● **Records shown**:
—————
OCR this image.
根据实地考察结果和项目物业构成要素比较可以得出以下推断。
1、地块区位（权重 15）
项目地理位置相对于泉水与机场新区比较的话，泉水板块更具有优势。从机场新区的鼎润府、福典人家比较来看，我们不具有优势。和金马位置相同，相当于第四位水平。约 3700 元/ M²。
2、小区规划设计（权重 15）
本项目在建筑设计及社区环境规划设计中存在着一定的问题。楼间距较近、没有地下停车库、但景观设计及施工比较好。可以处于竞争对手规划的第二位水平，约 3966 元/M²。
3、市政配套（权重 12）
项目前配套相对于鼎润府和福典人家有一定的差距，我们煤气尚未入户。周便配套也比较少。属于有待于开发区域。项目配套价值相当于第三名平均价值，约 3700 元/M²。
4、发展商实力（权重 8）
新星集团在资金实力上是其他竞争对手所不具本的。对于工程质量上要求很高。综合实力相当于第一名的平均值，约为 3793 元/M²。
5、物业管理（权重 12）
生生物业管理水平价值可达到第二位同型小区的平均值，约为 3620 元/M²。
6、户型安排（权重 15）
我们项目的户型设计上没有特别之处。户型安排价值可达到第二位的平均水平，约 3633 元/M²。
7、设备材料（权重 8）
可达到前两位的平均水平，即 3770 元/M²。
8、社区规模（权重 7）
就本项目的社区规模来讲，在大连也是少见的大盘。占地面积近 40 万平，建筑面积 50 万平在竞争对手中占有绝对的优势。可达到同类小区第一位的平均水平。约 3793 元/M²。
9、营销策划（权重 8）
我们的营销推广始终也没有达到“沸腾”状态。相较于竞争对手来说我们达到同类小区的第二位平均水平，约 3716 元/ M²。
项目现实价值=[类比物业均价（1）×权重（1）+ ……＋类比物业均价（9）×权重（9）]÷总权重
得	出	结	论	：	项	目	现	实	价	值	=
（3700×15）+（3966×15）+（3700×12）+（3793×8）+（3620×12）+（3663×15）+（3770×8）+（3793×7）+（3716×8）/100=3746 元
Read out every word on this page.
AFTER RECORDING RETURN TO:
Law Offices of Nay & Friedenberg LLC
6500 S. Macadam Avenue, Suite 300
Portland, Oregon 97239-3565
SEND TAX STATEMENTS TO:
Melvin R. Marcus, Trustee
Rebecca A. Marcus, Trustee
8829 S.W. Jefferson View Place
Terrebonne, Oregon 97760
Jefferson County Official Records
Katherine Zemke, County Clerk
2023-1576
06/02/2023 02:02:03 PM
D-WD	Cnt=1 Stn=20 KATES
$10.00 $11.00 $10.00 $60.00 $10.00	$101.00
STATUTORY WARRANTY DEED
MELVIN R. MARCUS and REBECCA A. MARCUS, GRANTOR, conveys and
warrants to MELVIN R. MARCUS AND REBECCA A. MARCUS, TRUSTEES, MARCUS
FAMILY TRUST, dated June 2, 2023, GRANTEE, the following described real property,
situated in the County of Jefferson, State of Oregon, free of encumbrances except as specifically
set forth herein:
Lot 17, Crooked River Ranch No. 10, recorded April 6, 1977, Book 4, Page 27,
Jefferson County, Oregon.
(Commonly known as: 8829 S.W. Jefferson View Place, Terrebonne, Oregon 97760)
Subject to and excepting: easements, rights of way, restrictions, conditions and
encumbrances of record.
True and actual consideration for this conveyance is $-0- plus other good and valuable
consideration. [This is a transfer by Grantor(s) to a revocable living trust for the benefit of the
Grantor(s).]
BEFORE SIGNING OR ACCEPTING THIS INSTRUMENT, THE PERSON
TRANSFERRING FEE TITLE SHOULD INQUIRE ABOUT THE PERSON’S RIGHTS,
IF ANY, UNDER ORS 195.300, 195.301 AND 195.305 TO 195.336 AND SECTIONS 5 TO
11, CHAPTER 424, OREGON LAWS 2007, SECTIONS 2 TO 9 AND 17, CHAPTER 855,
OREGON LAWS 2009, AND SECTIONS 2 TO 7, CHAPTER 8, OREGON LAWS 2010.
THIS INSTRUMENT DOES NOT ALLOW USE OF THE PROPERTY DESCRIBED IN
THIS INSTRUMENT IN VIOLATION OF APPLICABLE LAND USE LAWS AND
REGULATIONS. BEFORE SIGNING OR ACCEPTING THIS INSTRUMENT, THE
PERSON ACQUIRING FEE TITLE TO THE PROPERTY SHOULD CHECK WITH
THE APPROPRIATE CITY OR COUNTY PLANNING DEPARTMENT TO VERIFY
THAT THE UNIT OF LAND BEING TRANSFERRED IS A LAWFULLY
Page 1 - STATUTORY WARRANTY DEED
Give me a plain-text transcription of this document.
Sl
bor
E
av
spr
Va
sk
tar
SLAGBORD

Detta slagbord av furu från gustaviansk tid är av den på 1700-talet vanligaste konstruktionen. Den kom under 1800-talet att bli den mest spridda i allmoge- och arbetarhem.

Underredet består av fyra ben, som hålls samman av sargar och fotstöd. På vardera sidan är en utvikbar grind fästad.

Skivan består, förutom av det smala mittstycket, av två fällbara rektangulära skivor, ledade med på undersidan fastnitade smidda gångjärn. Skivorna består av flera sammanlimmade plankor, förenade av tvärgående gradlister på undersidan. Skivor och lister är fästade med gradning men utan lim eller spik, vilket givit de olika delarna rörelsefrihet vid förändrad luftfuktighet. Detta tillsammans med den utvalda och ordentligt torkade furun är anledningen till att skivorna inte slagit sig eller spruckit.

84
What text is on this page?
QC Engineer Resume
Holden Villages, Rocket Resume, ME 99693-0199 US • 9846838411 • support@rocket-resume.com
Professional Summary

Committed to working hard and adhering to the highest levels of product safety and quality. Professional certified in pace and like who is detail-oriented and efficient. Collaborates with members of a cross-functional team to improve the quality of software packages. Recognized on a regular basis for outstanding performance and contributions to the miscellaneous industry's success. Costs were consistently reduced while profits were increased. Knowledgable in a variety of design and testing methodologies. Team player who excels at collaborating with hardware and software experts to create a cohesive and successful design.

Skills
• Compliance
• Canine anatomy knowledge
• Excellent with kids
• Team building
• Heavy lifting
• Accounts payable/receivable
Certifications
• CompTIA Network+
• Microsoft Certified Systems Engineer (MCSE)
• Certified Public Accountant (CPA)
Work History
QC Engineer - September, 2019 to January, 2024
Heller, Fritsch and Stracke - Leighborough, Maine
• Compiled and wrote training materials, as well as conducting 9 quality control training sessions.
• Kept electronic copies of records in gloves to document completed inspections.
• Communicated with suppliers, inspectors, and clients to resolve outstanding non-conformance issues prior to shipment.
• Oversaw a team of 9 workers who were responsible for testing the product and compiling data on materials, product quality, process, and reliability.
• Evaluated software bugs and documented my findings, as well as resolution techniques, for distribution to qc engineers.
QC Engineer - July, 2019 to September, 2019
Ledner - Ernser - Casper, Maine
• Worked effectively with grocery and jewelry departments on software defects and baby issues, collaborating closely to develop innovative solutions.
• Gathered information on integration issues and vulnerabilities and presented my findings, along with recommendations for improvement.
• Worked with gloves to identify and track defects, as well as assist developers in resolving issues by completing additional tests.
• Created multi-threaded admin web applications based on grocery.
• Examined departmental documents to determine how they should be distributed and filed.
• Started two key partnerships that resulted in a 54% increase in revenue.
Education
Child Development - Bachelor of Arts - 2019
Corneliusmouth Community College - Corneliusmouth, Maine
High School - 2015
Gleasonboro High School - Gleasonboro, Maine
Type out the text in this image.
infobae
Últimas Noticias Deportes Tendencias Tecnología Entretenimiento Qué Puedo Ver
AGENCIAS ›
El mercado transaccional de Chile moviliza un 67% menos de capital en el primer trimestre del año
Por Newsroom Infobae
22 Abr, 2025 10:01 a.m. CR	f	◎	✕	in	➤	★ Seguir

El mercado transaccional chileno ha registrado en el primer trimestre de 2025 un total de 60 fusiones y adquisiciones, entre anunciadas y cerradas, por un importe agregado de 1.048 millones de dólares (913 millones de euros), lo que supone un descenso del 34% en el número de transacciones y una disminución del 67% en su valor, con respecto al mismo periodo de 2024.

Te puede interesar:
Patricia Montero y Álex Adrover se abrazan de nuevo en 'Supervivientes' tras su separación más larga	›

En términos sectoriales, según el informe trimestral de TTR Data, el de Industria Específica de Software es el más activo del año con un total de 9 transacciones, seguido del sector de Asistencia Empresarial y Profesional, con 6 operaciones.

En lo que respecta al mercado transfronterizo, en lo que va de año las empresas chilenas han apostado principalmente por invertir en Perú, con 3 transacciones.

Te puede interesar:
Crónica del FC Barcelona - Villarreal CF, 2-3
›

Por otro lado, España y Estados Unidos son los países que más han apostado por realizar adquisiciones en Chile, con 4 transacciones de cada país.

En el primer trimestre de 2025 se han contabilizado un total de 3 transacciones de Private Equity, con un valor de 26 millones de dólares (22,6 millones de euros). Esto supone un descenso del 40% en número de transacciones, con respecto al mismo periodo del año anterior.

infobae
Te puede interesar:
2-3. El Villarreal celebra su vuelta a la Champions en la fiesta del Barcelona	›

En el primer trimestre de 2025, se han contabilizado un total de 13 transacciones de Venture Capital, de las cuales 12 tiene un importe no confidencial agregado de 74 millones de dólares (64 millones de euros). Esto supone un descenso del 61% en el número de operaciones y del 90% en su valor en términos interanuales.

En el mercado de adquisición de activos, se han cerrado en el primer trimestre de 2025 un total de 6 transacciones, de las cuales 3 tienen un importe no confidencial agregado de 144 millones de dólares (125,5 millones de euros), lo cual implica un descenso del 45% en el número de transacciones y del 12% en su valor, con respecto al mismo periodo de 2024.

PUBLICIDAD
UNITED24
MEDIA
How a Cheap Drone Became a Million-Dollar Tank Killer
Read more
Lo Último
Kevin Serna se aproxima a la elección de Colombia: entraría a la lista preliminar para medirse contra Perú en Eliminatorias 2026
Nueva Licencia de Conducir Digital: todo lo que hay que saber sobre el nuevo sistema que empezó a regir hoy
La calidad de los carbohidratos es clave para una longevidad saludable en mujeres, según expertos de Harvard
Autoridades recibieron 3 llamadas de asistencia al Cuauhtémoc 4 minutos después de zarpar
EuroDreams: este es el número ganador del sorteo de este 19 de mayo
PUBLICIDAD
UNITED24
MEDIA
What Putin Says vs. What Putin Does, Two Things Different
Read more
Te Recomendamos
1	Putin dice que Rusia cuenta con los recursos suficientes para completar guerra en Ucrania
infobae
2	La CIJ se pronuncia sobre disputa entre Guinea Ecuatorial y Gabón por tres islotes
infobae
—————
Copy out each line that contains the word "confidencial".

● **Expected answer**:
En el primer trimestre de 2025, se han contabilizado un total de 13 transacciones de Venture Capital, de las cuales 12 tiene un importe no confidencial agregado de 74 millones de dólares (64 millones de euros). Esto supone un descenso del 61% en el número de operaciones y del 90% en su valor en términos interanuales.
En el mercado de adquisición de activos, se han cerrado en el primer trimestre de 2025 un total de 6 transacciones, de las cuales 3 tienen un importe no confidencial agregado de 144 millones de dólares (125,5 millones de euros), lo cual implica un descenso del 45% en el número de transacciones y del 12% en su valor, con respecto al mismo periodo de 2024.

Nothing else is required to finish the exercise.